**What you have to do**
Print the whole listing exactly.
☆ ☆ ☆ ☆ ☆ ☆ ☆
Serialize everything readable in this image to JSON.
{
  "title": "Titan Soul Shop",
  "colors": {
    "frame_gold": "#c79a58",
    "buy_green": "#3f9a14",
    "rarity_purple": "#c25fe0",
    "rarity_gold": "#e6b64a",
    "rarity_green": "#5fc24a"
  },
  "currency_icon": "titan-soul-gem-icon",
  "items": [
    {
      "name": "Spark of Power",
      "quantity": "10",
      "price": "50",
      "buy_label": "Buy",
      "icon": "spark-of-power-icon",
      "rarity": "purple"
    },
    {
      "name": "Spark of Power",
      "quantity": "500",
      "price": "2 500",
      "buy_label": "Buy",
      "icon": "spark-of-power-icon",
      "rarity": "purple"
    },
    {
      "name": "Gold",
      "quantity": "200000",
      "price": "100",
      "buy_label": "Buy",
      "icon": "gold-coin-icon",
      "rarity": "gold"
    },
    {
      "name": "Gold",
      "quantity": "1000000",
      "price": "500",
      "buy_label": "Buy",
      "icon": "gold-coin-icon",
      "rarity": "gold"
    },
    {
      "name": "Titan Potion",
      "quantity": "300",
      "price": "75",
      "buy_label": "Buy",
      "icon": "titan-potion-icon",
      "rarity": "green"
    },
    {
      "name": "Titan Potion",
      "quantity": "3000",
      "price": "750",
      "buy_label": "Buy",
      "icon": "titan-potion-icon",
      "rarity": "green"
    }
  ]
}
☆ ☆ ☆ ☆ ☆ ☆ ☆
**Written answer**
Serialize everything readable in this image to JSON.
{
  "title": "Titan Soul Shop",
  "colors": {
    "frame_gold": "#c79a58",
    "buy_green": "#3f9a14",
    "rarity_purple": "#c25fe0",
    "rarity_gold": "#e6b64a",
    "rarity_green": "#5fc24a"
  },
  "currency_icon": "titan-soul-gem-icon",
  "items": [
    {
      "name": "Spark of Power",
      "quantity": "10",
      "price": "50",
      "buy_label": "Buy",
      "icon": "spark-of-power-icon",
      "rarity": "purple"
    },
    {
      "name": "Spark of Power",
      "quantity": "500",
      "price": "2 500",
      "buy_label": "Buy",
      "icon": "spark-of-power-icon",
      "rarity": "purple"
    },
    {
      "name": "Gold",
      "quantity": "200000",
      "price": "100",
      "buy_label": "Buy",
      "icon": "gold-coin-icon",
      "rarity": "gold"
    },
    {
      "name": "Gold",
      "quantity": "1000000",
      "price": "500",
      "buy_label": "Buy",
      "icon": "gold-coin-icon",
      "rarity": "gold"
    },
    {
      "name": "Titan Potion",
      "quantity": "300",
      "price": "75",
      "buy_label": "Buy",
      "icon": "titan-potion-icon",
      "rarity": "green"
    },
    {
      "name": "Titan Potion",
      "quantity": "3000",
      "price": "750",
      "buy_label": "Buy",
      "icon": "titan-potion-icon",
      "rarity": "green"
    }
  ]
}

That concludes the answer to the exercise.